» **Exercise requirements**
Return only the number of lines that hold "print".
⁂
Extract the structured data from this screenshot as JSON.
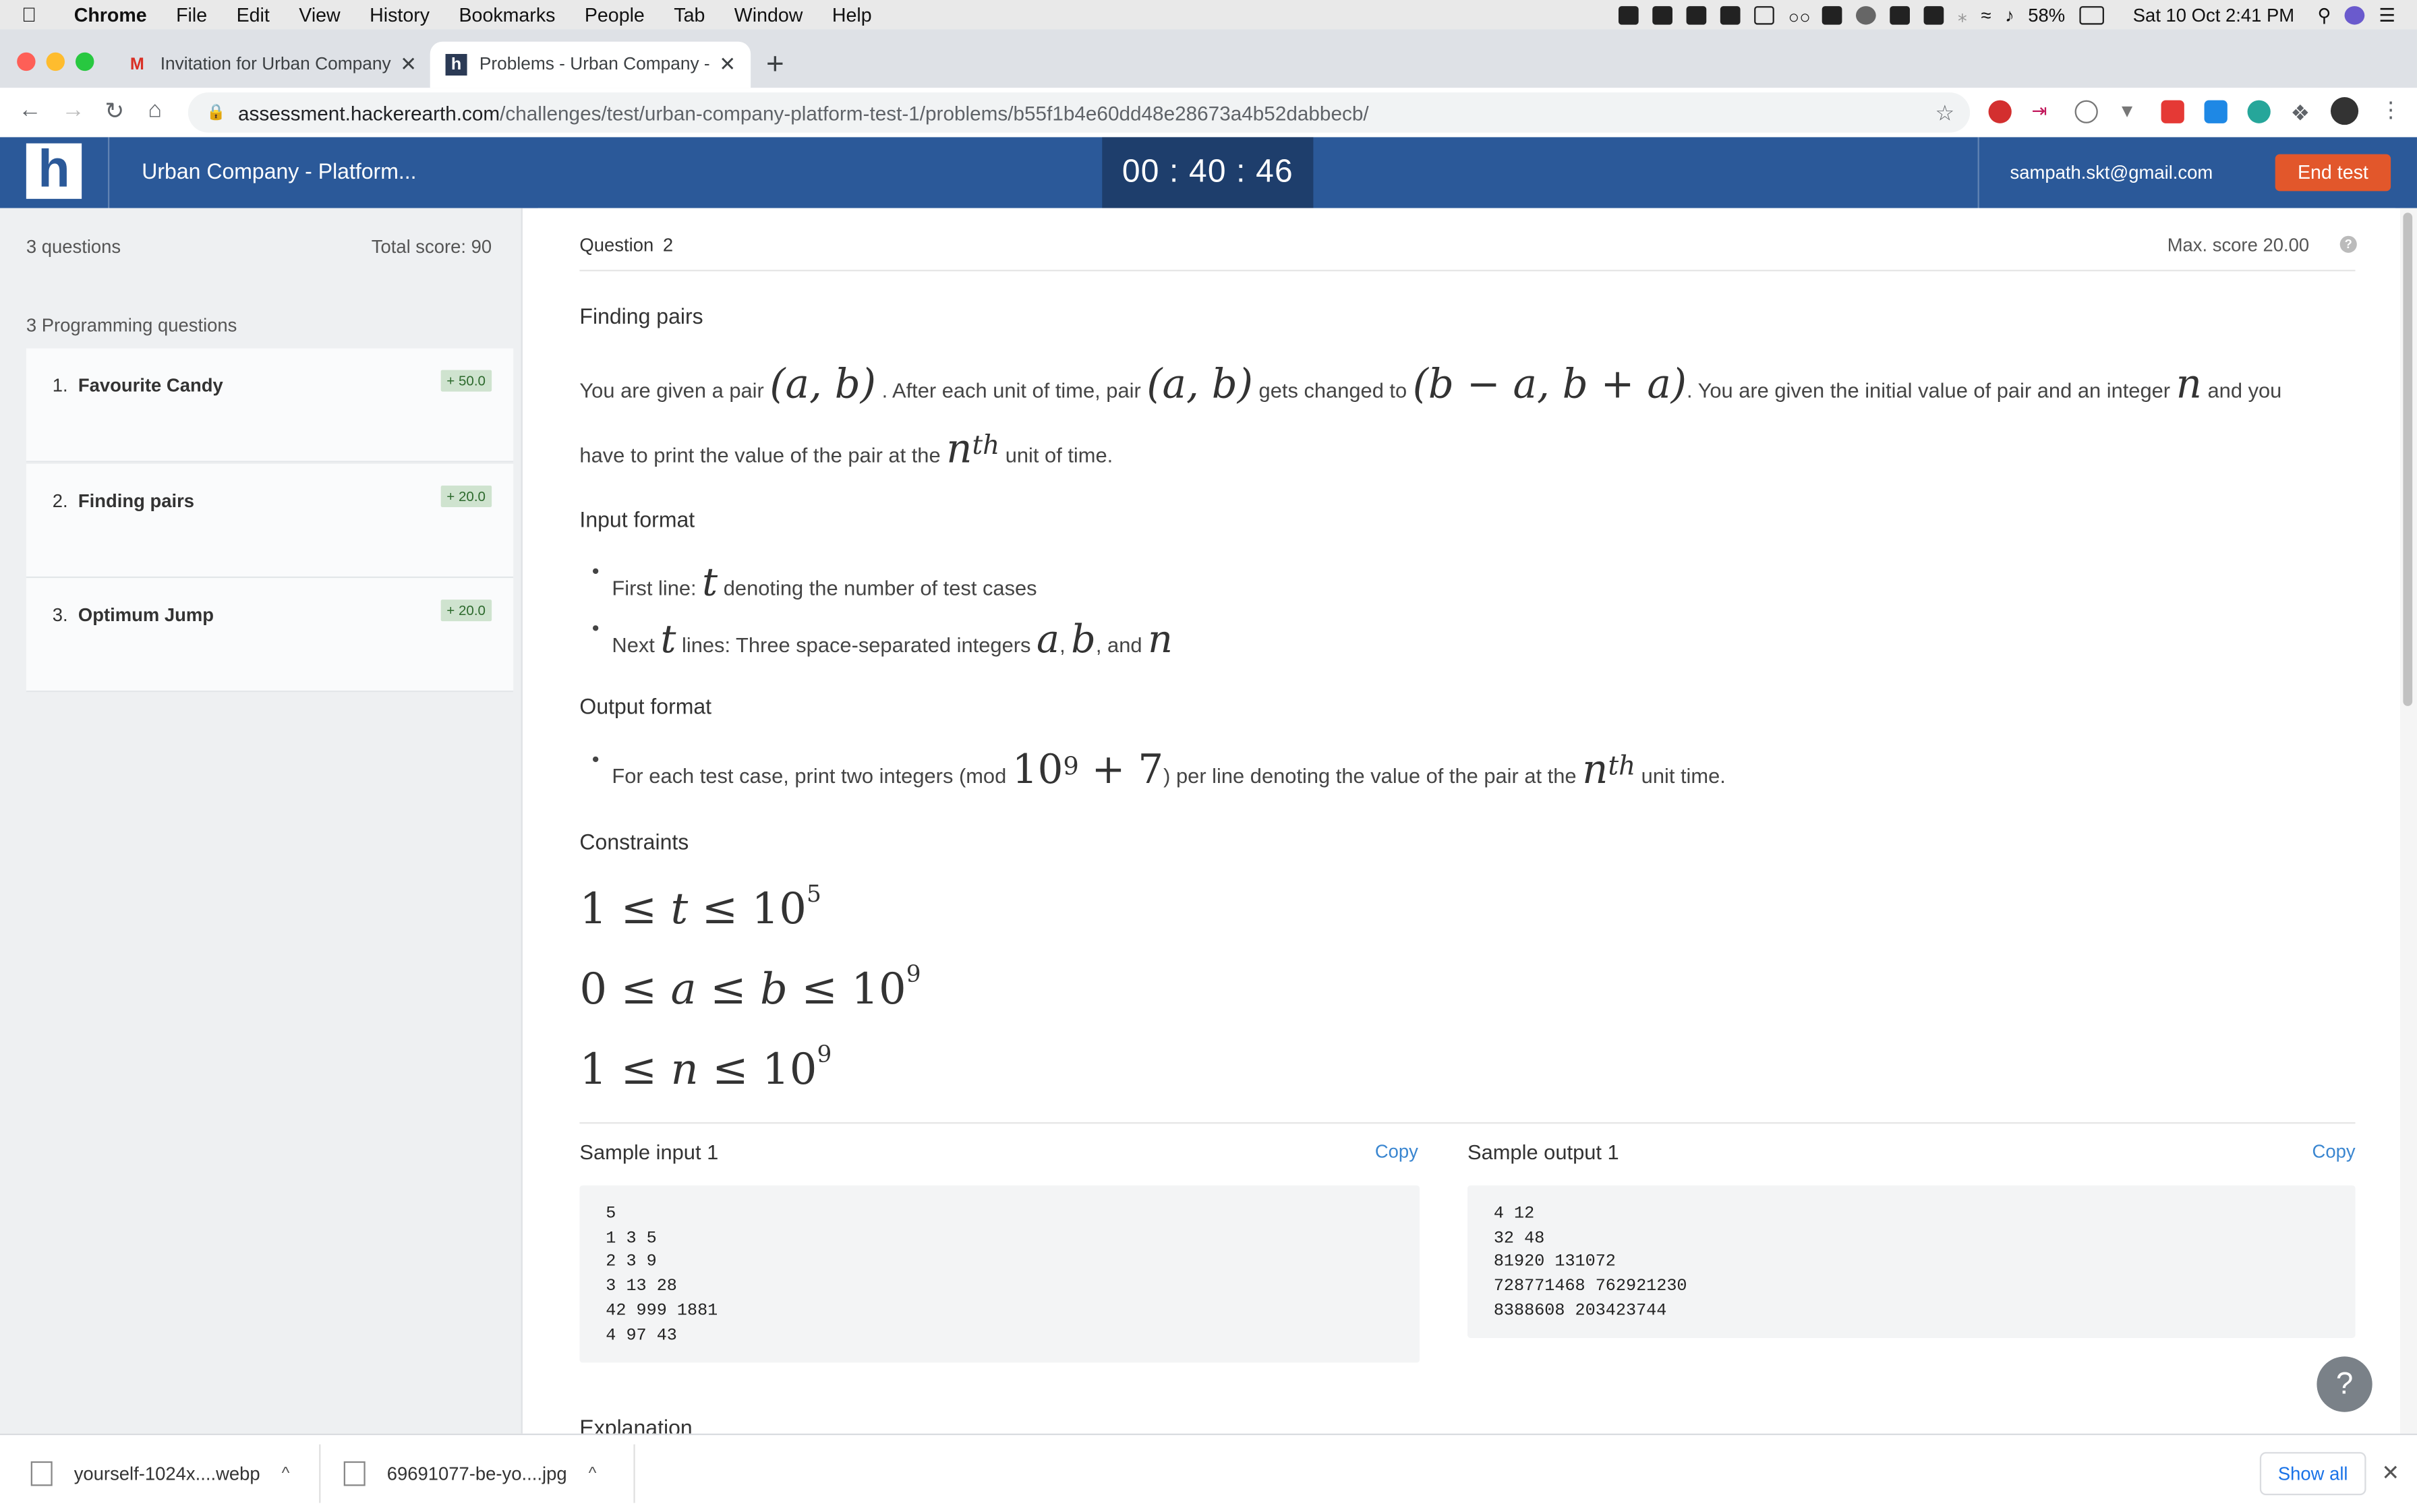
{
  "menubar": {
    "app": "Chrome",
    "items": [
      "File",
      "Edit",
      "View",
      "History",
      "Bookmarks",
      "People",
      "Tab",
      "Window",
      "Help"
    ],
    "battery": "58%",
    "datetime": "Sat 10 Oct  2:41 PM"
  },
  "tabs": [
    {
      "title": "Invitation for Urban Company -",
      "icon": "gmail-icon"
    },
    {
      "title": "Problems - Urban Company - F",
      "icon": "hackerearth-icon"
    }
  ],
  "address": {
    "host": "assessment.hackerearth.com",
    "path": "/challenges/test/urban-company-platform-test-1/problems/b55f1b4e60dd48e28673a4b52dabbecb/"
  },
  "header": {
    "logo": "h",
    "title": "Urban Company - Platform...",
    "timer": "00 : 40 : 46",
    "email": "sampath.skt@gmail.com",
    "end_test": "End test"
  },
  "sidebar": {
    "count": "3 questions",
    "total": "Total score: 90",
    "section": "3 Programming questions",
    "questions": [
      {
        "num": "1.",
        "title": "Favourite Candy",
        "score": "+ 50.0"
      },
      {
        "num": "2.",
        "title": "Finding pairs",
        "score": "+ 20.0"
      },
      {
        "num": "3.",
        "title": "Optimum Jump",
        "score": "+ 20.0"
      }
    ]
  },
  "question": {
    "label": "Question",
    "number": "2",
    "max_score": "Max. score 20.00",
    "title": "Finding pairs",
    "p1a": "You are given a pair ",
    "m_ab": "(a, b)",
    "p1b": " . After each unit of time, pair ",
    "p1c": " gets changed to ",
    "m_change": "(b − a, b + a)",
    "p1d": ". You are given the initial value of pair and an integer ",
    "m_n": "n",
    "p1e": " and you",
    "p2a": "have to print the value of the pair at the ",
    "m_nth_base": "n",
    "m_nth_sup": "th",
    "p2b": " unit of time.",
    "input_format": "Input format",
    "in1a": "First line: ",
    "m_t": "t",
    "in1b": " denoting the number of test cases",
    "in2a": "Next ",
    "in2b": " lines: Three space-separated integers ",
    "m_a": "a",
    "in2c": ", ",
    "m_b": "b",
    "in2d": ", and ",
    "output_format": "Output format",
    "out1a": "For each test case, print two integers (mod ",
    "m_mod_base": "10",
    "m_mod_sup": "9",
    "m_mod_rest": " + 7",
    "out1b": ") per line denoting the value of the pair at the ",
    "out1c": " unit time.",
    "constraints": "Constraints",
    "c1": {
      "pre": "1 ≤ ",
      "var": "t",
      "post": " ≤ 10",
      "sup": "5"
    },
    "c2": {
      "pre": "0 ≤ ",
      "var": "a",
      "mid": " ≤ ",
      "var2": "b",
      "post": " ≤ 10",
      "sup": "9"
    },
    "c3": {
      "pre": "1 ≤ ",
      "var": "n",
      "post": " ≤ 10",
      "sup": "9"
    },
    "sample_input_title": "Sample input 1",
    "sample_output_title": "Sample output 1",
    "copy": "Copy",
    "sample_input": "5\n1 3 5\n2 3 9\n3 13 28\n42 999 1881\n4 97 43",
    "sample_output": "4 12\n32 48\n81920 131072\n728771468 762921230\n8388608 203423744",
    "explanation": "Explanation"
  },
  "downloads": [
    {
      "name": "yourself-1024x....webp"
    },
    {
      "name": "69691077-be-yo....jpg"
    }
  ],
  "show_all": "Show all"
}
⁂
» **Answer to the problem**
2